- _SHORT EXERCISE_
Every line containing the word "Predicted" needs to be found and copied.

- _DATA FOR THE TASK_
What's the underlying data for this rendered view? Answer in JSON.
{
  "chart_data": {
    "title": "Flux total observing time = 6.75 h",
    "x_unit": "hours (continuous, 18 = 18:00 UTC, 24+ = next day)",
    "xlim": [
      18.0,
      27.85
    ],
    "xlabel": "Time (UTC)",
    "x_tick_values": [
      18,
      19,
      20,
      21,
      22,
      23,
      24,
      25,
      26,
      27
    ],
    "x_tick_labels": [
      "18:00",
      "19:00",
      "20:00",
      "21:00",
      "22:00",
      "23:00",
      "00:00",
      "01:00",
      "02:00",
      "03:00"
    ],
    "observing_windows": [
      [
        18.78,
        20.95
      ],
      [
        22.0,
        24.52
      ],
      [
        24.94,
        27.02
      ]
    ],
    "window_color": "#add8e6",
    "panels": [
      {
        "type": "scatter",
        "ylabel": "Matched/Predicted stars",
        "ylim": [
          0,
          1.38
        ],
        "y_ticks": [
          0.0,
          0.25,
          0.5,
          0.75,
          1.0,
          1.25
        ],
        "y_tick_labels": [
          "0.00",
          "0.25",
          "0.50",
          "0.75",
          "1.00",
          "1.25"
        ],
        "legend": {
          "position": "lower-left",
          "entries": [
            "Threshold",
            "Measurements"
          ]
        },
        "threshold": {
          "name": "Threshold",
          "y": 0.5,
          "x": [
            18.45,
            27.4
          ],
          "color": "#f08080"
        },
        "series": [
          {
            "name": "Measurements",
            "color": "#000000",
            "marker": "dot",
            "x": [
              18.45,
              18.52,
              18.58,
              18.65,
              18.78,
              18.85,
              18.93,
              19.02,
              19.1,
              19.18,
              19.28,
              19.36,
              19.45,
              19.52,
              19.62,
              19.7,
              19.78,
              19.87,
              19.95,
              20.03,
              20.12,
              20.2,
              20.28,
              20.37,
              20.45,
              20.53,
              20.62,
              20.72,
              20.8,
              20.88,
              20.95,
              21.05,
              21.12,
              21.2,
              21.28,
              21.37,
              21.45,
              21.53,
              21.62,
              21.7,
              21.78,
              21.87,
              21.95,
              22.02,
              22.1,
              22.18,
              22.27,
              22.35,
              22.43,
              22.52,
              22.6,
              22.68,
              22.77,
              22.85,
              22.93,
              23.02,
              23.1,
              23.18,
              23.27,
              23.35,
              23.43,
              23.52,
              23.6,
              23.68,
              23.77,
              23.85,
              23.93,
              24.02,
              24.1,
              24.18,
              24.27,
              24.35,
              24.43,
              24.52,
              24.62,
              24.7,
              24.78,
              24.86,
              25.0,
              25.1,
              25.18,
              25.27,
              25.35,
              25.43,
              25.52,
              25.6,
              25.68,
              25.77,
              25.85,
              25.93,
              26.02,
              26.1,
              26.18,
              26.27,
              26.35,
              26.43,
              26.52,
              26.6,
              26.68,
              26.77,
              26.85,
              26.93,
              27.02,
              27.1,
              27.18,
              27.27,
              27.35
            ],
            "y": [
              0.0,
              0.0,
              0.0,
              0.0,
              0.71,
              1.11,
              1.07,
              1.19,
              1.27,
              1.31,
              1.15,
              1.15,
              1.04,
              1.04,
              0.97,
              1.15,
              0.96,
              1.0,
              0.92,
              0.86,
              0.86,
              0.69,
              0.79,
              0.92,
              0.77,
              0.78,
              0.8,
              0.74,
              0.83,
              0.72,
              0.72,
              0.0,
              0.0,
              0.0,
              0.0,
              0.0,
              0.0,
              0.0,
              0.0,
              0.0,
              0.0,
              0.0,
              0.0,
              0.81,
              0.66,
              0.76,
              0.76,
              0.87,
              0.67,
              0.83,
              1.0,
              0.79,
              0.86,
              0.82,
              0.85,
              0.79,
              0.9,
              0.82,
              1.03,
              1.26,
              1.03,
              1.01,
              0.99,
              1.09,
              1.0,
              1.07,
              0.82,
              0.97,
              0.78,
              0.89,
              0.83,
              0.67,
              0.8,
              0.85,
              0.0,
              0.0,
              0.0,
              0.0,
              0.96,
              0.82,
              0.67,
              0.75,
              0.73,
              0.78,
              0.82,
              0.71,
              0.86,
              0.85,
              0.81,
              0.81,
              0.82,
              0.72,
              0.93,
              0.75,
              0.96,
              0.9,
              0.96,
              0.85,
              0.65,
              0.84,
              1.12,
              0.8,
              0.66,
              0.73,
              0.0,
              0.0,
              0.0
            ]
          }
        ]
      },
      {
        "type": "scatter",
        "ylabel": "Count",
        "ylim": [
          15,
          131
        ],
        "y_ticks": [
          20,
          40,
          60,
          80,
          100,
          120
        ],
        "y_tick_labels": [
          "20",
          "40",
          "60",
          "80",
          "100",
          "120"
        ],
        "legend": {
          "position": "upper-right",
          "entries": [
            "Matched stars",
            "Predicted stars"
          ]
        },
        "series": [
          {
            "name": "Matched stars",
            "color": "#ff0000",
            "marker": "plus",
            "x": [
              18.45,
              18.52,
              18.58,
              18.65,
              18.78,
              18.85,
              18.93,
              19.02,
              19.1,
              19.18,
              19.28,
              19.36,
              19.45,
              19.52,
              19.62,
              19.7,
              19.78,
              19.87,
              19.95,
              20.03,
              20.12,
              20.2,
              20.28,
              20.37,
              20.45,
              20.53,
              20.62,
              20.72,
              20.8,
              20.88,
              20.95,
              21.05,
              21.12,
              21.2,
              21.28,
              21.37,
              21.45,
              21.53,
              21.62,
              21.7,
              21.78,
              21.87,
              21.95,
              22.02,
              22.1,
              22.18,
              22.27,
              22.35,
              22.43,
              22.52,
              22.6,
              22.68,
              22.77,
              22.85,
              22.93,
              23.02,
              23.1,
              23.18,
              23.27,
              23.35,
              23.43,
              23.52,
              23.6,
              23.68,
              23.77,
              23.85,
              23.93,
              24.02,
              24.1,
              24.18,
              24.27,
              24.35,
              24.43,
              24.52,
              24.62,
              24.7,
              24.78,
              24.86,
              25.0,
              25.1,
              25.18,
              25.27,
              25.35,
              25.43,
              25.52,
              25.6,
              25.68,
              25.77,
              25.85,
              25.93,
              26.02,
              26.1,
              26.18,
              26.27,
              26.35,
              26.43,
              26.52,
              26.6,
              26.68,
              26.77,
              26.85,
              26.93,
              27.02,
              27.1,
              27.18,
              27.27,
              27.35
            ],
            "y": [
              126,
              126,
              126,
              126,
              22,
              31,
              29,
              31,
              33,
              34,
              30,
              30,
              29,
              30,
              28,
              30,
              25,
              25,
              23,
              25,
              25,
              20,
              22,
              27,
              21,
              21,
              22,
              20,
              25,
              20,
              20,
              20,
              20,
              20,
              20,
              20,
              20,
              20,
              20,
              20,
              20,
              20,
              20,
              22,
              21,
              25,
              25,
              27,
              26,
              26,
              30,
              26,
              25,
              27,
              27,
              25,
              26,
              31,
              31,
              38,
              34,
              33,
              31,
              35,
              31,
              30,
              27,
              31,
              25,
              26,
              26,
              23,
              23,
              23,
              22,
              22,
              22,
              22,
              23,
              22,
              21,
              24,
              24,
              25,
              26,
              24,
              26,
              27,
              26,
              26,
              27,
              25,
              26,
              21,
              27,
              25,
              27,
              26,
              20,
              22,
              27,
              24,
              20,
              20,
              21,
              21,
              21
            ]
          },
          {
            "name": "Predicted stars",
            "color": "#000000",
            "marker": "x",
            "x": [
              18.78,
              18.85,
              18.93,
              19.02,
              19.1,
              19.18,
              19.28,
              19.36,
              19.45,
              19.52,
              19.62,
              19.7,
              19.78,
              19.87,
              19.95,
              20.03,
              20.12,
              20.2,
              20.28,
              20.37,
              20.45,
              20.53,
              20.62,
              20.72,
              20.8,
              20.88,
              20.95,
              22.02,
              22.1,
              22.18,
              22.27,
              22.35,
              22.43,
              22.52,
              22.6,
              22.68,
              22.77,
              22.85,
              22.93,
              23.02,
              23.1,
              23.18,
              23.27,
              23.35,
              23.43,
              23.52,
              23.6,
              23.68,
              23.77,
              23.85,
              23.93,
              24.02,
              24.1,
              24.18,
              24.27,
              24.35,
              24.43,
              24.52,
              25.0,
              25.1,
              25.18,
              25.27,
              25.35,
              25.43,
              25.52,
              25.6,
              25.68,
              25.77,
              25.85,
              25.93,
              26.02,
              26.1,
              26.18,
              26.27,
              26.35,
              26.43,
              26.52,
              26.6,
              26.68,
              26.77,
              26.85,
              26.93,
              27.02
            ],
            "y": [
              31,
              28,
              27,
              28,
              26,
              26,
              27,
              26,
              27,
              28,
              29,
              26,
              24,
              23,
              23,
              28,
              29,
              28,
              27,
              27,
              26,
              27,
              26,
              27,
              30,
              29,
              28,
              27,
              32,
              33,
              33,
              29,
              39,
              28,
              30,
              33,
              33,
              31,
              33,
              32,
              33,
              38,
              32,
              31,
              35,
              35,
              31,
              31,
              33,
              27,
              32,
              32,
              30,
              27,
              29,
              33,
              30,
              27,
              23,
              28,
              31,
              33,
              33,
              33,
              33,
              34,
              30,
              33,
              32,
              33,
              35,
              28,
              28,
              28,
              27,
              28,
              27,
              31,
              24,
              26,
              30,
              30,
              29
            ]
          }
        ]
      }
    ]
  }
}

- _ANSWER TO THE EXERCISE_
        "ylabel": "Matched/Predicted stars",
            "Predicted stars"
            "name": "Predicted stars",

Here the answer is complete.